Do this: Locate all lines in the data below that hold "Arbeitsspeicher" and show them.

Information supplied:

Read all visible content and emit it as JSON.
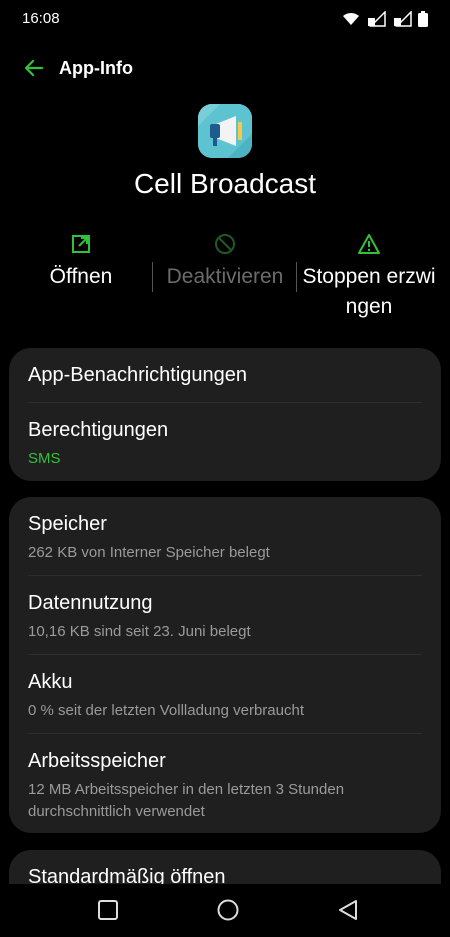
{
  "status": {
    "time": "16:08"
  },
  "appbar": {
    "title": "App-Info"
  },
  "app": {
    "name": "Cell Broadcast"
  },
  "actions": [
    {
      "label": "Öffnen",
      "enabled": true,
      "icon": "open-external-icon"
    },
    {
      "label": "Deaktivieren",
      "enabled": false,
      "icon": "disable-icon"
    },
    {
      "label": "Stoppen erzwingen",
      "enabled": true,
      "icon": "warning-icon"
    }
  ],
  "card1": {
    "notifications": {
      "title": "App-Benachrichtigungen"
    },
    "permissions": {
      "title": "Berechtigungen",
      "subtitle": "SMS"
    }
  },
  "card2": {
    "storage": {
      "title": "Speicher",
      "subtitle": "262 KB von Interner Speicher belegt"
    },
    "data": {
      "title": "Datennutzung",
      "subtitle": "10,16 KB sind seit 23. Juni belegt"
    },
    "battery": {
      "title": "Akku",
      "subtitle": "0 % seit der letzten Vollladung verbraucht"
    },
    "memory": {
      "title": "Arbeitsspeicher",
      "subtitle": "12 MB Arbeitsspeicher in den letzten 3 Stunden durchschnittlich verwendet"
    }
  },
  "card3": {
    "open_default": {
      "title": "Standardmäßig öffnen"
    }
  },
  "colors": {
    "accent": "#31c13b",
    "card": "#1f1f1f",
    "background": "#000000"
  }
}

Solution below:
      "title": "Arbeitsspeicher",
      "subtitle": "12 MB Arbeitsspeicher in den letzten 3 Stunden durchschnittlich verwendet"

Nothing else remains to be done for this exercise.